# THE EXERCISE
From the records below, pull each line that has "Announce".
## START SOURCE MATERIAL
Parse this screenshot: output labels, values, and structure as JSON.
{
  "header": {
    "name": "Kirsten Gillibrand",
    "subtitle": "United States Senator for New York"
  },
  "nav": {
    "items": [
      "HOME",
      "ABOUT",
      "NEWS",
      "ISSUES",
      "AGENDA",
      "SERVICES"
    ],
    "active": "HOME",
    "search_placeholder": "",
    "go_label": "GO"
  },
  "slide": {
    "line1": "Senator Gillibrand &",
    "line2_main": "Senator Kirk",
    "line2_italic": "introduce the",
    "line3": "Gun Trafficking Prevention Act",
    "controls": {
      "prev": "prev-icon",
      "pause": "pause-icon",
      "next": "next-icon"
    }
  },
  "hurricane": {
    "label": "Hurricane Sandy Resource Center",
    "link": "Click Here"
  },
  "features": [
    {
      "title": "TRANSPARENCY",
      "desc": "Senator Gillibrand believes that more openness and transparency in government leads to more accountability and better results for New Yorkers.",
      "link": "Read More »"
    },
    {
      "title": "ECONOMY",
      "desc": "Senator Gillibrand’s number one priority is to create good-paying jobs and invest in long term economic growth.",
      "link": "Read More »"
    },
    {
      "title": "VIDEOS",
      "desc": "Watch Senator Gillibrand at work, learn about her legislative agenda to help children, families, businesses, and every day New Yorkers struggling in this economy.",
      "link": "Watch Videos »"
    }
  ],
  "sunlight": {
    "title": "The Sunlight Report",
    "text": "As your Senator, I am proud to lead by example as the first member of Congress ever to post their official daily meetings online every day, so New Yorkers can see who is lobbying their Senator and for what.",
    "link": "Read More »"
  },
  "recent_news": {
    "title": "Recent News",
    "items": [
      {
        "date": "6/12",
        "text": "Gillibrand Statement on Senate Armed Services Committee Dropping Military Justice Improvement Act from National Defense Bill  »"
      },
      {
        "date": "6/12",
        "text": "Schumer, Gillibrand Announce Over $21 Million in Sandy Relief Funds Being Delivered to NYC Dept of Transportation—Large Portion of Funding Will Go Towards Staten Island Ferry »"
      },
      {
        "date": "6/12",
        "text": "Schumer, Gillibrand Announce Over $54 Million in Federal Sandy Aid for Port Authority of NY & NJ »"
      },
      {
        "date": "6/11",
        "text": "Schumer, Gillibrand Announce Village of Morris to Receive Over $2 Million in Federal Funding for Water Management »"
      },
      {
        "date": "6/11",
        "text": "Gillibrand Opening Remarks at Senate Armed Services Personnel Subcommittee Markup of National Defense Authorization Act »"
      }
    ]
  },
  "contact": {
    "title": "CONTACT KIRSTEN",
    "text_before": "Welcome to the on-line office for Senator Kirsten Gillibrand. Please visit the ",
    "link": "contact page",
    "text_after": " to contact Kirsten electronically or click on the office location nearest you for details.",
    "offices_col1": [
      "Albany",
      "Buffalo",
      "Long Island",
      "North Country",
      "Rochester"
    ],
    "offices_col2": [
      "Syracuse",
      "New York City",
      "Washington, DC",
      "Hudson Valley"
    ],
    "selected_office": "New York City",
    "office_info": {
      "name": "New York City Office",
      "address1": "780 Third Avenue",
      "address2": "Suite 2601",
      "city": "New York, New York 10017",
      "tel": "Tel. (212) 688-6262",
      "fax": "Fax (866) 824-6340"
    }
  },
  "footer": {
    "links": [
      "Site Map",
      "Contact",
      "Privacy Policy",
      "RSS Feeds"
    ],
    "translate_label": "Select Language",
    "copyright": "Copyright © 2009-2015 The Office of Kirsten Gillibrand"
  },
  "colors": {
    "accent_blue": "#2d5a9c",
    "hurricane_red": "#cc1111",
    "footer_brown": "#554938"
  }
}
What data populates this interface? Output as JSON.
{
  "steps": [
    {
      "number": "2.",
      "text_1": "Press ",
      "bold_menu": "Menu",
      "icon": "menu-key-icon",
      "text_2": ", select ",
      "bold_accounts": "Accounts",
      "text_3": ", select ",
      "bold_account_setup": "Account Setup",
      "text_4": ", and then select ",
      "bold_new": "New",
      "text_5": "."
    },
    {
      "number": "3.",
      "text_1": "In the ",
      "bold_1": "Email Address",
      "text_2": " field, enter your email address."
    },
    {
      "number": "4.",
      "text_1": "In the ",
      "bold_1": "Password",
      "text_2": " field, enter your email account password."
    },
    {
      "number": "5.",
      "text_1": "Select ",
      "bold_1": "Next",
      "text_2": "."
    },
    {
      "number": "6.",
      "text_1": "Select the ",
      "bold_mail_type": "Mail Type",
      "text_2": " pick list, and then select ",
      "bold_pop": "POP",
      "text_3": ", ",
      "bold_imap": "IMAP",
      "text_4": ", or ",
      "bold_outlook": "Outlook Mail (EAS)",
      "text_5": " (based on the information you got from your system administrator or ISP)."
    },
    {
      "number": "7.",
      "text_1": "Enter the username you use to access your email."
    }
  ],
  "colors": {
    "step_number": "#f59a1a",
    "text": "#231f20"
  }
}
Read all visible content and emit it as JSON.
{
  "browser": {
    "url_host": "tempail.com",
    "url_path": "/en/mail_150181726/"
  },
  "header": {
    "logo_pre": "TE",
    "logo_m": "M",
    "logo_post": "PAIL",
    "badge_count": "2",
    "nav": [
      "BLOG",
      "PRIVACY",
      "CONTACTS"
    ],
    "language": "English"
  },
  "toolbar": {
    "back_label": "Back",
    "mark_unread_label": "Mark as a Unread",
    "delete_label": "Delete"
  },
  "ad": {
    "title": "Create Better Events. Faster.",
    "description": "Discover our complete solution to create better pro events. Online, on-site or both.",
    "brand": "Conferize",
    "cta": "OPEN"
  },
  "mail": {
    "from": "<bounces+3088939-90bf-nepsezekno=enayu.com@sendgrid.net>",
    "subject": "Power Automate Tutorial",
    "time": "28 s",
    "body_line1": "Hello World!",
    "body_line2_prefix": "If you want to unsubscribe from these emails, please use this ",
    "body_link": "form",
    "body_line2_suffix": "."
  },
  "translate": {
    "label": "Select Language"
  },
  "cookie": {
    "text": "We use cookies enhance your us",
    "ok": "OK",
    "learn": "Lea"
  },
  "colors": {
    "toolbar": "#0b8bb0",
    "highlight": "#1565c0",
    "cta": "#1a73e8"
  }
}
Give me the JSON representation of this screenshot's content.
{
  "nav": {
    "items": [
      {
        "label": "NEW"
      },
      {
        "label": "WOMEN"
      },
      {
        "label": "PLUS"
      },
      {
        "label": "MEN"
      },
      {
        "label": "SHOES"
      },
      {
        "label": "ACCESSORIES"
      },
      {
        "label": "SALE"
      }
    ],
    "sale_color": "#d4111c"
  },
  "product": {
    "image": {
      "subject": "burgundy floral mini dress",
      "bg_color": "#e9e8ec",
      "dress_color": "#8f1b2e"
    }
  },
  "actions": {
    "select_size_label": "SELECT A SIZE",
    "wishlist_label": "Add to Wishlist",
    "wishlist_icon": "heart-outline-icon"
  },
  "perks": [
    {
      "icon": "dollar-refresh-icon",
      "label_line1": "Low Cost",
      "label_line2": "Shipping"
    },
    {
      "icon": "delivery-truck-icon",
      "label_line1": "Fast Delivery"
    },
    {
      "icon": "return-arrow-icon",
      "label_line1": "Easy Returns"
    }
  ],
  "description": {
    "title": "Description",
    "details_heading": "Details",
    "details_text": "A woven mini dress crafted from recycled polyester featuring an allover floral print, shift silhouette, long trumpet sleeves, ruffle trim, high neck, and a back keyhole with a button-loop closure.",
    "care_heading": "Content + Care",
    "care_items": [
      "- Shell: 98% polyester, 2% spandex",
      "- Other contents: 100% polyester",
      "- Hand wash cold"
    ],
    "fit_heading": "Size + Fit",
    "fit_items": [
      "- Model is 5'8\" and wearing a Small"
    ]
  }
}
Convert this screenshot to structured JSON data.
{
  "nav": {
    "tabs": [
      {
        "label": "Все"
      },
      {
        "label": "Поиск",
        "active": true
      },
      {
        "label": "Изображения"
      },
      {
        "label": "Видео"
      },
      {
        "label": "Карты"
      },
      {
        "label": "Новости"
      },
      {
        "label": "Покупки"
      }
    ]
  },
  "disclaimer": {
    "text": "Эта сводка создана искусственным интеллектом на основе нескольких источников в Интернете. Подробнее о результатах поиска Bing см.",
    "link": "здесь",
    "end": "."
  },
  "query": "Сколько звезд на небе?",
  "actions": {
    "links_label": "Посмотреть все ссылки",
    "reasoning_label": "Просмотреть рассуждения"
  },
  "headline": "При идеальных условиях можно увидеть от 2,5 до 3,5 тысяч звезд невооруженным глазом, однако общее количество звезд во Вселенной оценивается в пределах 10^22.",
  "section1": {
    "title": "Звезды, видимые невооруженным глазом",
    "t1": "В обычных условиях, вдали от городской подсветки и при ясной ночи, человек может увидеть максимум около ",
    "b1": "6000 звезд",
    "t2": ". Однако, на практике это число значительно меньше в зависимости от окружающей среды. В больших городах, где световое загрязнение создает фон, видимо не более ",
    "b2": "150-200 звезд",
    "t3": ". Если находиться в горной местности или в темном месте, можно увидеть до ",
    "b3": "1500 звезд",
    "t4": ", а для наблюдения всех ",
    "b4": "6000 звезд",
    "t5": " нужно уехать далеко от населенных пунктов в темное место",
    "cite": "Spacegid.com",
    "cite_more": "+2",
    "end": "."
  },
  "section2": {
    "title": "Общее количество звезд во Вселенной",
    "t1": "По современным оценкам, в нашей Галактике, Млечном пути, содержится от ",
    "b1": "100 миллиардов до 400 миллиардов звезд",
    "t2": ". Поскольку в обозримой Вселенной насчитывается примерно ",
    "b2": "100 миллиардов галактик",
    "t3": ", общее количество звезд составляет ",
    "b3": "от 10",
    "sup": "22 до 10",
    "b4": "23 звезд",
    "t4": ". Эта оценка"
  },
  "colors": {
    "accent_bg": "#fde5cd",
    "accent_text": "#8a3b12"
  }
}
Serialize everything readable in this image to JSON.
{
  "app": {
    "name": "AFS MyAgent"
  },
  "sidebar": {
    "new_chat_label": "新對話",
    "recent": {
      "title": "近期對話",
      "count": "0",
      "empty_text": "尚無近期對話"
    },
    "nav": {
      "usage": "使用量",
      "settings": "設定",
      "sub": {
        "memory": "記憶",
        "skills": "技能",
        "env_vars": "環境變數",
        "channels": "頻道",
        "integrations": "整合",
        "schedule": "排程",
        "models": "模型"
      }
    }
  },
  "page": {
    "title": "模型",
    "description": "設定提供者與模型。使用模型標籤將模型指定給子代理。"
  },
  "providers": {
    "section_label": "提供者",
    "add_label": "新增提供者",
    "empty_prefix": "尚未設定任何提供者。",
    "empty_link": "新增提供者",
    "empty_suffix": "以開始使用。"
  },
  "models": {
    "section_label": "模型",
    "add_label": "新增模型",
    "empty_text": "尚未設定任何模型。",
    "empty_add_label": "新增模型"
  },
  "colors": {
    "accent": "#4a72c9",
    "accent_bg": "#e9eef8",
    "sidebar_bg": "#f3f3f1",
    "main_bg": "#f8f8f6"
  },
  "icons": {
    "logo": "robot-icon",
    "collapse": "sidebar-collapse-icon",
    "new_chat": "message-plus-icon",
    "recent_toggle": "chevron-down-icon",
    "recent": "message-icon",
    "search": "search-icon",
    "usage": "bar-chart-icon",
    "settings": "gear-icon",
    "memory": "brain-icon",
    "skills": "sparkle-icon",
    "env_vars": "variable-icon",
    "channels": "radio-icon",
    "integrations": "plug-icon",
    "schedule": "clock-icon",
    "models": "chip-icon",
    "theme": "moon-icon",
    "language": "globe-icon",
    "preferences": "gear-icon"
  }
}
## END SOURCE MATERIAL
# THE RESULT
        "text": "Schumer, Gillibrand Announce Over $21 Million in Sandy Relief Funds Being Delivered to NYC Dept of Transportation—Large Portion of Funding Will Go Towards Staten Island Ferry »"
        "text": "Schumer, Gillibrand Announce Over $54 Million in Federal Sandy Aid for Port Authority of NY & NJ »"
        "text": "Schumer, Gillibrand Announce Village of Morris to Receive Over $2 Million in Federal Funding for Water Management »"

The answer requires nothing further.